Stored data entries
==========
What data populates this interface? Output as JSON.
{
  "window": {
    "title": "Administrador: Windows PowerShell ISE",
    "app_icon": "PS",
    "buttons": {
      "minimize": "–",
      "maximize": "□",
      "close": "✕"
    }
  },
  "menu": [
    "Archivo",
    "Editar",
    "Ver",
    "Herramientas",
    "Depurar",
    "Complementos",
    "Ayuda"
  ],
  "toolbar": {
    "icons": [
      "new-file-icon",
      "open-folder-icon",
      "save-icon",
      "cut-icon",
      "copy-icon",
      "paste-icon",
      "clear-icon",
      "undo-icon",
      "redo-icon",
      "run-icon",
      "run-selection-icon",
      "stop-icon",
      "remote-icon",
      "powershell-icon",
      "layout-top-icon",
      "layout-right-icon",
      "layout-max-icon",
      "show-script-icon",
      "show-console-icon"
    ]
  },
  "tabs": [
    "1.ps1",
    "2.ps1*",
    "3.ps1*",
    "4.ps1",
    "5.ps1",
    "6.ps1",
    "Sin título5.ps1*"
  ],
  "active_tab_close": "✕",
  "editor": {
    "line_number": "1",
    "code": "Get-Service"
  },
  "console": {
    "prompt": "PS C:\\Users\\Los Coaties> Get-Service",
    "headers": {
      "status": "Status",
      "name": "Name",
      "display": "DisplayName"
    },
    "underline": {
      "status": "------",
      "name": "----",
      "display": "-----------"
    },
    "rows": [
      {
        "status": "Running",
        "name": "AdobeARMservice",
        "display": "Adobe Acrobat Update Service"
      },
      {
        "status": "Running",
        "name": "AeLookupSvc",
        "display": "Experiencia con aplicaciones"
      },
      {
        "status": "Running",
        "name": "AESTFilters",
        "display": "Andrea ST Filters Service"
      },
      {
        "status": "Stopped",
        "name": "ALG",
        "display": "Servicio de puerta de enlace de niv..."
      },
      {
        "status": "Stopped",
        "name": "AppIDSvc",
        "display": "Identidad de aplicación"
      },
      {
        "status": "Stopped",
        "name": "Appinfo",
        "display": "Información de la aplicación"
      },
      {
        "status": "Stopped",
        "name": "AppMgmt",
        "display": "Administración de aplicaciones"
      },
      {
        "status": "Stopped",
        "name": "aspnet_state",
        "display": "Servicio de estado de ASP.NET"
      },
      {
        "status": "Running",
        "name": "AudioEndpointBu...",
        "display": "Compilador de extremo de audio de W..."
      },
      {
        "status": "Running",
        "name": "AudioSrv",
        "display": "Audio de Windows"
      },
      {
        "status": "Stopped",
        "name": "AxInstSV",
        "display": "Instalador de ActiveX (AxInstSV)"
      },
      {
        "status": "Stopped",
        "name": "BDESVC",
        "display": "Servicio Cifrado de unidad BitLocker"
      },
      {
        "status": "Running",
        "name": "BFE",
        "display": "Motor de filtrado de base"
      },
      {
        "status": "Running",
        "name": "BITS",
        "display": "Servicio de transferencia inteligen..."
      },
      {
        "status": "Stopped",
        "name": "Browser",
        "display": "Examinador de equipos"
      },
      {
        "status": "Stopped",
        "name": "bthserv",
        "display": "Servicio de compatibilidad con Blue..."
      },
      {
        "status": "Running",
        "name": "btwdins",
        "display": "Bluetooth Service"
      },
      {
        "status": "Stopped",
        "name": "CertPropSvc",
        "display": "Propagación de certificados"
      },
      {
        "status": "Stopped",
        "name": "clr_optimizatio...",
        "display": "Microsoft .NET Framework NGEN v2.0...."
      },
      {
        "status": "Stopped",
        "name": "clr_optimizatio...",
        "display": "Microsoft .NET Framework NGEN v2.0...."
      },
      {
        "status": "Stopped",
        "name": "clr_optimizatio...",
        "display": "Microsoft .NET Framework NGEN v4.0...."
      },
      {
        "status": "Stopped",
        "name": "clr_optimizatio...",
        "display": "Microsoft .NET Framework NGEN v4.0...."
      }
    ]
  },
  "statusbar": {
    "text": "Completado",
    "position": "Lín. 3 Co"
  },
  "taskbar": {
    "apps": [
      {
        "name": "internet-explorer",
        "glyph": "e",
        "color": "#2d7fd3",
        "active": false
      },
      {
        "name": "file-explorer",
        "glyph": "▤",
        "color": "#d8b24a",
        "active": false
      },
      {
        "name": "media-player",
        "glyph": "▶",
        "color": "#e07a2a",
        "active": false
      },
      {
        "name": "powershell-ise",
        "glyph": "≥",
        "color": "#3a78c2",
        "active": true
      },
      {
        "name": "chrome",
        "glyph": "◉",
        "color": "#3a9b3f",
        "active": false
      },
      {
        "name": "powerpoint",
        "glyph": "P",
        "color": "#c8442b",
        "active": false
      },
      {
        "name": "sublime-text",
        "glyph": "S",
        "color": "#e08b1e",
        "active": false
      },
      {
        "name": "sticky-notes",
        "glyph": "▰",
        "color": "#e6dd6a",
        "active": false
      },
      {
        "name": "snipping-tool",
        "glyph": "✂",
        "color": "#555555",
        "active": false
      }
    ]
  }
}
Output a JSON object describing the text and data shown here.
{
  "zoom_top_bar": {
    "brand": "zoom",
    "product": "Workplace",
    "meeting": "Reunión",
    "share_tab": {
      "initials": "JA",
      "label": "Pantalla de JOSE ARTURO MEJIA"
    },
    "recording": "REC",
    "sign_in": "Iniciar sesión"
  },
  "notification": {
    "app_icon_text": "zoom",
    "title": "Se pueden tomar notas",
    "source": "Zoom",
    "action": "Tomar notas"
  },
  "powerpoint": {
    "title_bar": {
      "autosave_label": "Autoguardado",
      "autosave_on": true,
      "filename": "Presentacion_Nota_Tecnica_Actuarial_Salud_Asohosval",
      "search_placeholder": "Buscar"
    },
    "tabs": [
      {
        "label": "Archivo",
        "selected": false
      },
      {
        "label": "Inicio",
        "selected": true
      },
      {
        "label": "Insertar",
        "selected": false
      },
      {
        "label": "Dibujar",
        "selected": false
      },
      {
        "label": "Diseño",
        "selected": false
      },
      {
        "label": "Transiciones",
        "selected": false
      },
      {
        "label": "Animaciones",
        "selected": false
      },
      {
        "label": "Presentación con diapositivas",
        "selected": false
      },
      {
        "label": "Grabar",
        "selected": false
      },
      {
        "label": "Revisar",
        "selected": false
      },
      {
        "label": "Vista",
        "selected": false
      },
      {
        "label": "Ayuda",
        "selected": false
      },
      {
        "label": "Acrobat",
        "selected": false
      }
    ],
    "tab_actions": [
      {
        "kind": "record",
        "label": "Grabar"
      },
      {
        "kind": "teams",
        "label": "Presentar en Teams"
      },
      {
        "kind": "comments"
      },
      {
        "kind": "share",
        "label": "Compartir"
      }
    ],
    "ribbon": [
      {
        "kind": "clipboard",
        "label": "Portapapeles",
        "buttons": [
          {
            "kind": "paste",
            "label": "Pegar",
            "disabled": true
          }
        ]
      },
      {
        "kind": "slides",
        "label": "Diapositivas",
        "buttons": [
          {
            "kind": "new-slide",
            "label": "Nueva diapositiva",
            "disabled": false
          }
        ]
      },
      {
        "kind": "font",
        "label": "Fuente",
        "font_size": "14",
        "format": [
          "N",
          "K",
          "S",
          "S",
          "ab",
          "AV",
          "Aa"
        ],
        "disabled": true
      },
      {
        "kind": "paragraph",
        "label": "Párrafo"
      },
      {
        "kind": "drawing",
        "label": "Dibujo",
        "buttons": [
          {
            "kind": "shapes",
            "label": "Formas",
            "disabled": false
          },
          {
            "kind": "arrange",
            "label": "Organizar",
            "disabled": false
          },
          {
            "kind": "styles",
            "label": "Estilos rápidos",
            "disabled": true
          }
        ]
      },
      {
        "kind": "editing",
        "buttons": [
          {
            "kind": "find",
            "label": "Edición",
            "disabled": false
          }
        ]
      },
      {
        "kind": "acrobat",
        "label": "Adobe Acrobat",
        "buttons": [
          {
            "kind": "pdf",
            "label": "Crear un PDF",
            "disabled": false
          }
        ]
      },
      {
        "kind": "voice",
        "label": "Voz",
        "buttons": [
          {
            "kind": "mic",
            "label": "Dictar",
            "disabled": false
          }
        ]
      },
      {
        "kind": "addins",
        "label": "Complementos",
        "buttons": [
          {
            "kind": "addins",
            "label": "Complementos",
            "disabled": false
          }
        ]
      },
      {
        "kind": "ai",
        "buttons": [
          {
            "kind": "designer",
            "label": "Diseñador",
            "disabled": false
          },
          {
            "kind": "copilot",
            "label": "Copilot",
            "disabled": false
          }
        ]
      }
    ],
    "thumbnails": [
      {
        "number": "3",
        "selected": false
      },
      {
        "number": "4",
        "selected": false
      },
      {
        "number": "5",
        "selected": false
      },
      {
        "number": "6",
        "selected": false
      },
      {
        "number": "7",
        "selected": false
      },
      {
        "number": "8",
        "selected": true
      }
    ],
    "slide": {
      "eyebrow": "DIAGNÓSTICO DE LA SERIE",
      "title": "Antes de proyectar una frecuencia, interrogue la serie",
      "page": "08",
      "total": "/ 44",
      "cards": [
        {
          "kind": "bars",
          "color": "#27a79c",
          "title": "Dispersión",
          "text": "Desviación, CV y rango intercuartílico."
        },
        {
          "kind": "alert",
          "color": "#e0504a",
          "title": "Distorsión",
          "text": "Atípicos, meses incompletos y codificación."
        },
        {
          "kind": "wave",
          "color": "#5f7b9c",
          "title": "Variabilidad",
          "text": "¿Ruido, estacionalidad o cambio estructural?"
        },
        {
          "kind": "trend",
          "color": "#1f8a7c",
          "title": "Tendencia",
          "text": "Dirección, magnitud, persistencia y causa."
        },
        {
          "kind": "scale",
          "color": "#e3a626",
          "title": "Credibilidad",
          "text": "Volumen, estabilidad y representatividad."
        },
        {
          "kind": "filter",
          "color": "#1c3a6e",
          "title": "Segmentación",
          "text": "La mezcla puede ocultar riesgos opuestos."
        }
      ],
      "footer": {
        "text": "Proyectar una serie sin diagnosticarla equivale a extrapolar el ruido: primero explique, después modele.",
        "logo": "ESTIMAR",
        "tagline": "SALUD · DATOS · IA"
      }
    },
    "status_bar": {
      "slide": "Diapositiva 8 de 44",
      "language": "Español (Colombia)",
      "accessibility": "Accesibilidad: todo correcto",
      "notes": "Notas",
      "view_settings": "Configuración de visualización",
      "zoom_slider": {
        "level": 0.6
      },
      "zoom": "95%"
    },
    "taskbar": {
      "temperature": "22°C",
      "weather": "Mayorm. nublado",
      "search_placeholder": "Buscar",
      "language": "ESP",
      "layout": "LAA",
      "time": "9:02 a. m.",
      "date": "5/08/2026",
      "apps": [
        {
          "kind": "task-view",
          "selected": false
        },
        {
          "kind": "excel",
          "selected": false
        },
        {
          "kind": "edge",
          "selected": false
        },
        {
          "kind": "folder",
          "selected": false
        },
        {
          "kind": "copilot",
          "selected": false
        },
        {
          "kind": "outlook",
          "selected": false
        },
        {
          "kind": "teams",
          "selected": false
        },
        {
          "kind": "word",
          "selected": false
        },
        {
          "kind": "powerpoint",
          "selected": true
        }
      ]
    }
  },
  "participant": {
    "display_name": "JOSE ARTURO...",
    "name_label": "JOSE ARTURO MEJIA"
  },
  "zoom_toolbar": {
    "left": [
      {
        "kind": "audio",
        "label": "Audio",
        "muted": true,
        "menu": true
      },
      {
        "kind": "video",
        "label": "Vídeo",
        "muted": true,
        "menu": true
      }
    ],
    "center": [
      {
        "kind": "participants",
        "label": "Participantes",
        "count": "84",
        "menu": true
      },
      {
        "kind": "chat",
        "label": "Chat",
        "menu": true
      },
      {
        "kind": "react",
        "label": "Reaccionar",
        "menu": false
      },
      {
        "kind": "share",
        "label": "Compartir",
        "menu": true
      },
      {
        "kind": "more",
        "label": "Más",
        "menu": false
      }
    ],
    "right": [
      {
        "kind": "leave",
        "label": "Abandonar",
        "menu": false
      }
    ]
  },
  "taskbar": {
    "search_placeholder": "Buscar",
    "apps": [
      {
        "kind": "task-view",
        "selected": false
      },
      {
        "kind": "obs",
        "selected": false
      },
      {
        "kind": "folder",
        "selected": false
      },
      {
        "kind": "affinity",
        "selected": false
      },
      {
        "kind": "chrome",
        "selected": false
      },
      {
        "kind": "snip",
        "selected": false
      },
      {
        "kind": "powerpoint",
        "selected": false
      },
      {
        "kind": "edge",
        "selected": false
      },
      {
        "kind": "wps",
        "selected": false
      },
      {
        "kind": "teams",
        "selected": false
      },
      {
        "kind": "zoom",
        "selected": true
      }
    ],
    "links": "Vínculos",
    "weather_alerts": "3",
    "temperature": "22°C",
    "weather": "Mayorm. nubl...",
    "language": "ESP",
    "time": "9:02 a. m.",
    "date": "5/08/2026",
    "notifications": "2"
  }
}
==========
[Problem to work on] Determine how many lines of the material include the string "Servicio". Output only that count.

[Output of the exercise] 5